(Consegna A):
Trascrivi senza modifiche le righe dei record, dall'inizio dei record fino alla riga che contiene "region-antarctica [265, 635, 835, 669]", inclusa.

(Estratto del documento):
= = = = = = =

PRINCIPIO DI NON DISCRIMINAZIONE

    Secondo l’orientamento dottrinale e giurisprudenziale prevalente il lavoro part-time si caratterizza solamente per la riduzione oraria della prestazione di lavoro, per il resto è un normale contratto di lavoro che presenta in sé tutti gli elementi strutturali del rapporto di lavoro in genere a cui, pertanto, si applicano, gli istituti di legislazione sociale e previdenziale.
    In questo quadro di riferimento, la previsione di cui all’art. 4, comma 1, della nuova normativa – secondo la quale il lavoratore a tempo parziale non può essere discriminato rispetto al personale che opera a tempo pieno – è il risultato di un riconoscimento normativo di una elaborazione dottrinale e giurisprudenziale e costituisce, sotto altro aspetto, puntuale attuazione della direttiva comunitaria.
    La valutazione va fatta, avendo quale parametro di confronto il contratto collettivo (anche aziendale) nella parte in cui disciplina il livello professionale in forza dei criteri di classificazione. Non discriminazione, quindi, non solo sotto l’aspetto economico ma anche sotto quello normativo.

= = = = = = =

(Record forniti):

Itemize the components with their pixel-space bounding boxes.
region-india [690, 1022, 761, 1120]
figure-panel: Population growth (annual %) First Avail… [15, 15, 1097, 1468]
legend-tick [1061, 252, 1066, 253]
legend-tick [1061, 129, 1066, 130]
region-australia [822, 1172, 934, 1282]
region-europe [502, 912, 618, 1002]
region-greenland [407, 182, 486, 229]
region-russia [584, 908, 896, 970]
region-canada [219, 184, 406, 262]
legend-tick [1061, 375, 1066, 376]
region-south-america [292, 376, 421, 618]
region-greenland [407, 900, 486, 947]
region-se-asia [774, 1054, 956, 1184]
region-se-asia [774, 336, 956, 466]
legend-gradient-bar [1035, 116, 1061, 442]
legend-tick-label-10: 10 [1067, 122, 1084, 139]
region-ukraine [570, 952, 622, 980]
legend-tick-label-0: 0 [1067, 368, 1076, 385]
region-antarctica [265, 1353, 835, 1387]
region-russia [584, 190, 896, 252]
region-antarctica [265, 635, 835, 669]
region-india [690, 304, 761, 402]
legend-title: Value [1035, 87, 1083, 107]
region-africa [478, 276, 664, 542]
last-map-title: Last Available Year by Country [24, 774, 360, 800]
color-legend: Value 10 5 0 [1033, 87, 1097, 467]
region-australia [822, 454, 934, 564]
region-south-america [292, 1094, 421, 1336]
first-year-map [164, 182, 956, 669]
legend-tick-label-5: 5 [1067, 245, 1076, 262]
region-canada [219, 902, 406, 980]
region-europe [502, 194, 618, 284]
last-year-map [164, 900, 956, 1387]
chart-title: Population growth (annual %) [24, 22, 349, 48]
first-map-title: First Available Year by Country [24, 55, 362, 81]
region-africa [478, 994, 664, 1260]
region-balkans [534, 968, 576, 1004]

= = = = = = =

(Consegna B):
Estrai per intero, per favore, il testo sul principio di non discriminazione, senza cambiare nulla.

(Soluzione A):
Itemize the components with their pixel-space bounding boxes.
region-india [690, 1022, 761, 1120]
figure-panel: Population growth (annual %) First Avail… [15, 15, 1097, 1468]
legend-tick [1061, 252, 1066, 253]
legend-tick [1061, 129, 1066, 130]
region-australia [822, 1172, 934, 1282]
region-europe [502, 912, 618, 1002]
region-greenland [407, 182, 486, 229]
region-russia [584, 908, 896, 970]
region-canada [219, 184, 406, 262]
legend-tick [1061, 375, 1066, 376]
region-south-america [292, 376, 421, 618]
region-greenland [407, 900, 486, 947]
region-se-asia [774, 1054, 956, 1184]
region-se-asia [774, 336, 956, 466]
legend-gradient-bar [1035, 116, 1061, 442]
legend-tick-label-10: 10 [1067, 122, 1084, 139]
region-ukraine [570, 952, 622, 980]
legend-tick-label-0: 0 [1067, 368, 1076, 385]
region-antarctica [265, 1353, 835, 1387]
region-russia [584, 190, 896, 252]
region-antarctica [265, 635, 835, 669]

(Soluzione B):
PRINCIPIO DI NON DISCRIMINAZIONE

    Secondo l’orientamento dottrinale e giurisprudenziale prevalente il lavoro part-time si caratterizza solamente per la riduzione oraria della prestazione di lavoro, per il resto è un normale contratto di lavoro che presenta in sé tutti gli elementi strutturali del rapporto di lavoro in genere a cui, pertanto, si applicano, gli istituti di legislazione sociale e previdenziale.
    In questo quadro di riferimento, la previsione di cui all’art. 4, comma 1, della nuova normativa – secondo la quale il lavoratore a tempo parziale non può essere discriminato rispetto al personale che opera a tempo pieno – è il risultato di un riconoscimento normativo di una elaborazione dottrinale e giurisprudenziale e costituisce, sotto altro aspetto, puntuale attuazione della direttiva comunitaria.
    La valutazione va fatta, avendo quale parametro di confronto il contratto collettivo (anche aziendale) nella parte in cui disciplina il livello professionale in forza dei criteri di classificazione. Non discriminazione, quindi, non solo sotto l’aspetto economico ma anche sotto quello normativo.